## Given data
════

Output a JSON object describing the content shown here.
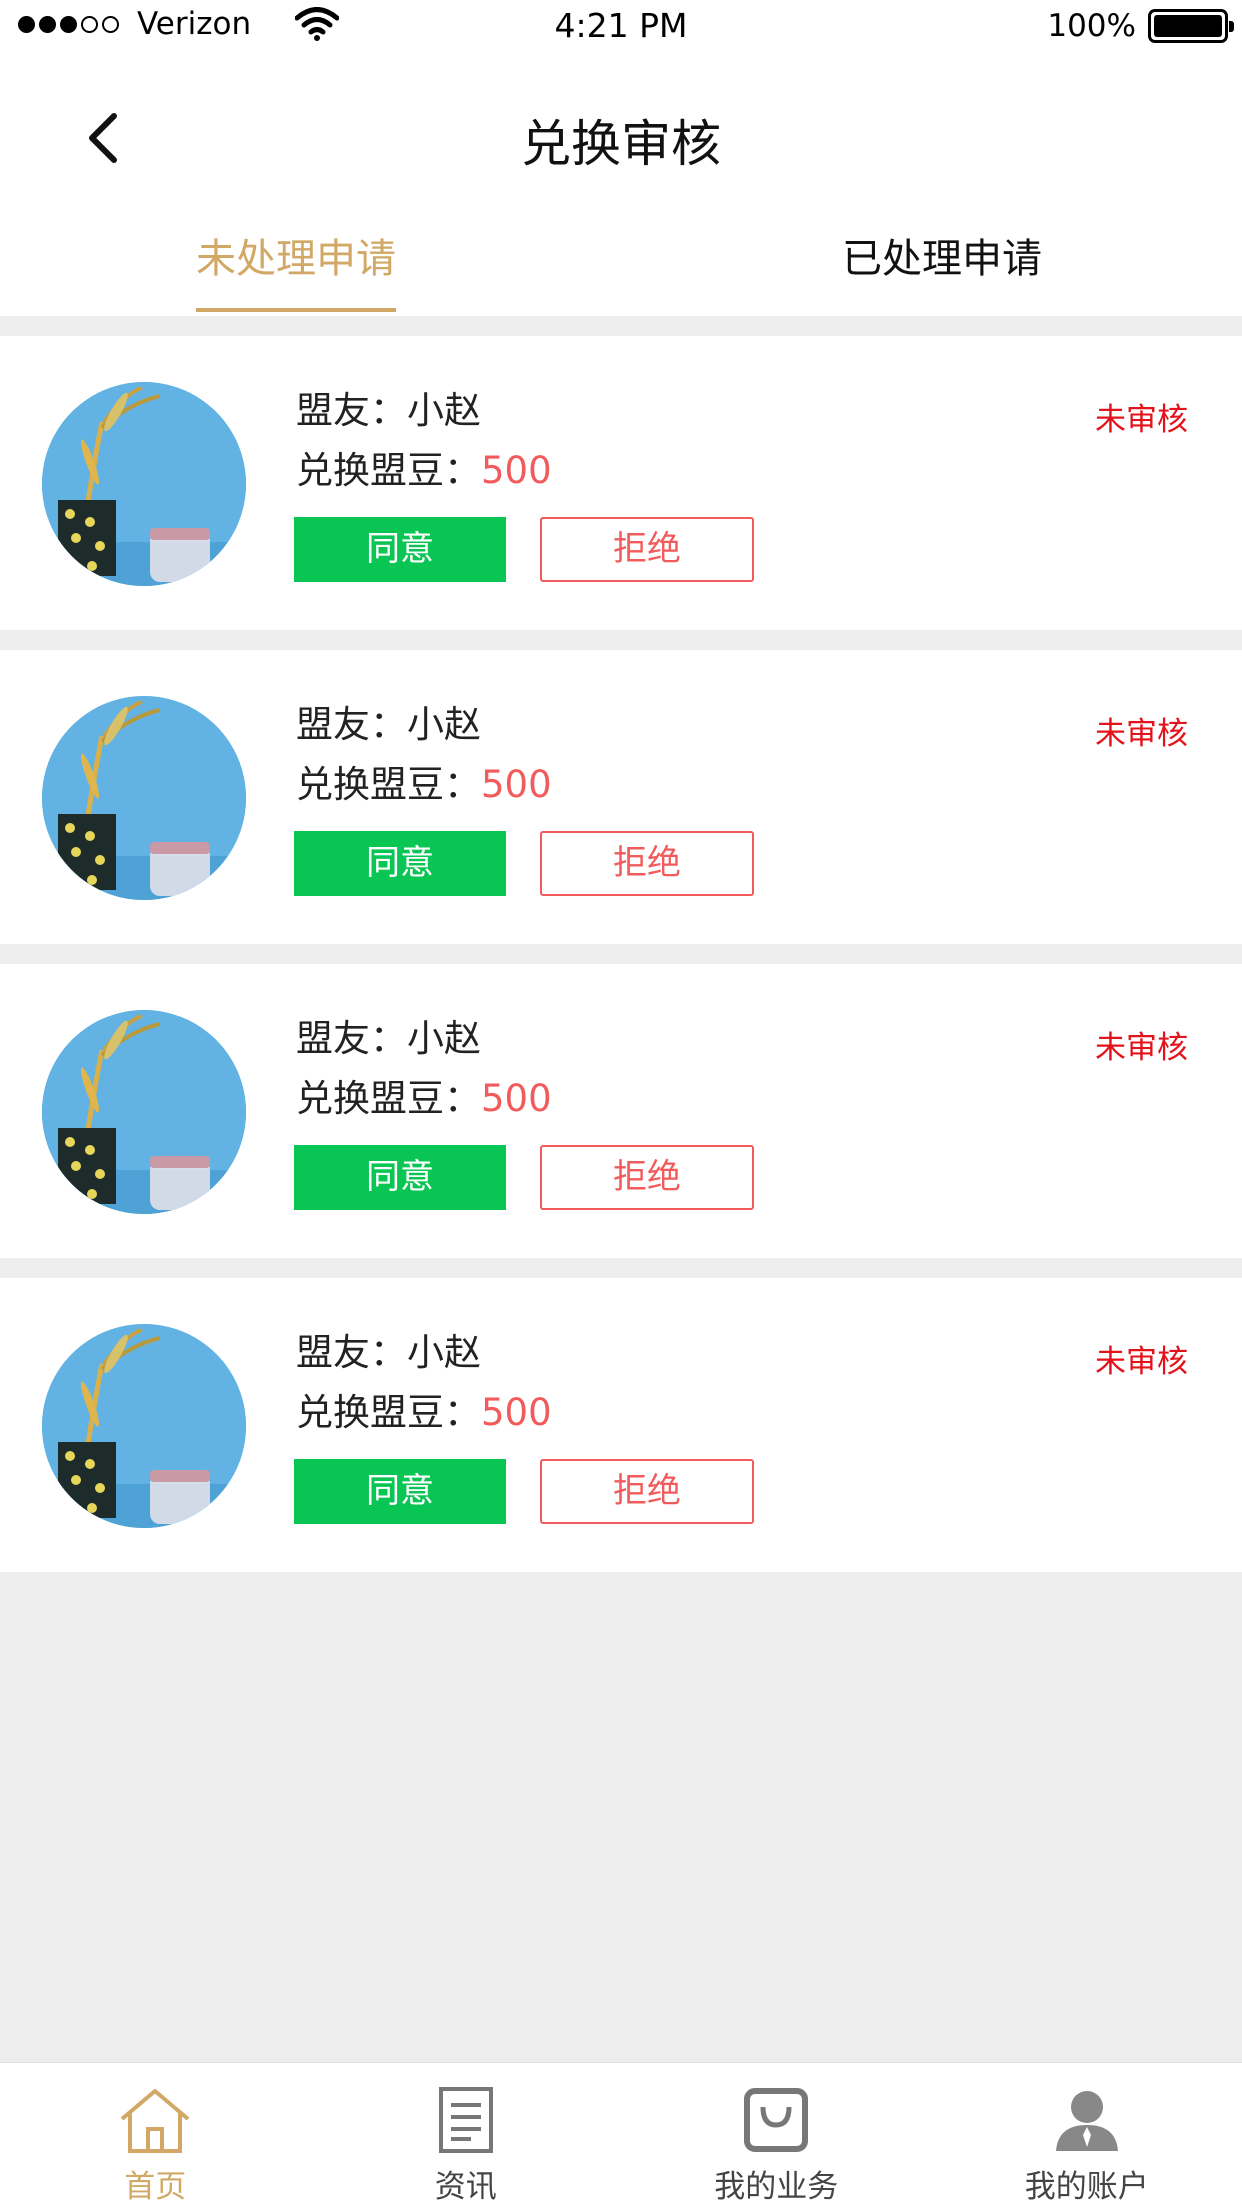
{
  "status_bar": {
    "carrier": "Verizon",
    "time": "4:21 PM",
    "battery": "100%"
  },
  "header": {
    "title": "兑换审核"
  },
  "tabs": [
    {
      "label": "未处理申请",
      "active": true
    },
    {
      "label": "已处理申请",
      "active": false
    }
  ],
  "colors": {
    "accent": "#d2a866",
    "agree": "#09c654",
    "reject": "#f25b5b",
    "status_red": "#e3131b"
  },
  "requests": [
    {
      "friend_label": "盟友：小赵",
      "beans_label": "兑换盟豆：",
      "beans_amount": "500",
      "status": "未审核",
      "agree_label": "同意",
      "reject_label": "拒绝"
    },
    {
      "friend_label": "盟友：小赵",
      "beans_label": "兑换盟豆：",
      "beans_amount": "500",
      "status": "未审核",
      "agree_label": "同意",
      "reject_label": "拒绝"
    },
    {
      "friend_label": "盟友：小赵",
      "beans_label": "兑换盟豆：",
      "beans_amount": "500",
      "status": "未审核",
      "agree_label": "同意",
      "reject_label": "拒绝"
    },
    {
      "friend_label": "盟友：小赵",
      "beans_label": "兑换盟豆：",
      "beans_amount": "500",
      "status": "未审核",
      "agree_label": "同意",
      "reject_label": "拒绝"
    }
  ],
  "tab_bar": [
    {
      "label": "首页",
      "icon": "home-icon",
      "active": true
    },
    {
      "label": "资讯",
      "icon": "news-icon",
      "active": false
    },
    {
      "label": "我的业务",
      "icon": "business-icon",
      "active": false
    },
    {
      "label": "我的账户",
      "icon": "account-icon",
      "active": false
    }
  ]
}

════

## Instructions for the task
Without including any picture, retype the entries exactly.

## Result of this exercise
Output a JSON object describing the content shown here.
{
  "status_bar": {
    "carrier": "Verizon",
    "time": "4:21 PM",
    "battery": "100%"
  },
  "header": {
    "title": "兑换审核"
  },
  "tabs": [
    {
      "label": "未处理申请",
      "active": true
    },
    {
      "label": "已处理申请",
      "active": false
    }
  ],
  "colors": {
    "accent": "#d2a866",
    "agree": "#09c654",
    "reject": "#f25b5b",
    "status_red": "#e3131b"
  },
  "requests": [
    {
      "friend_label": "盟友：小赵",
      "beans_label": "兑换盟豆：",
      "beans_amount": "500",
      "status": "未审核",
      "agree_label": "同意",
      "reject_label": "拒绝"
    },
    {
      "friend_label": "盟友：小赵",
      "beans_label": "兑换盟豆：",
      "beans_amount": "500",
      "status": "未审核",
      "agree_label": "同意",
      "reject_label": "拒绝"
    },
    {
      "friend_label": "盟友：小赵",
      "beans_label": "兑换盟豆：",
      "beans_amount": "500",
      "status": "未审核",
      "agree_label": "同意",
      "reject_label": "拒绝"
    },
    {
      "friend_label": "盟友：小赵",
      "beans_label": "兑换盟豆：",
      "beans_amount": "500",
      "status": "未审核",
      "agree_label": "同意",
      "reject_label": "拒绝"
    }
  ],
  "tab_bar": [
    {
      "label": "首页",
      "icon": "home-icon",
      "active": true
    },
    {
      "label": "资讯",
      "icon": "news-icon",
      "active": false
    },
    {
      "label": "我的业务",
      "icon": "business-icon",
      "active": false
    },
    {
      "label": "我的账户",
      "icon": "account-icon",
      "active": false
    }
  ]
}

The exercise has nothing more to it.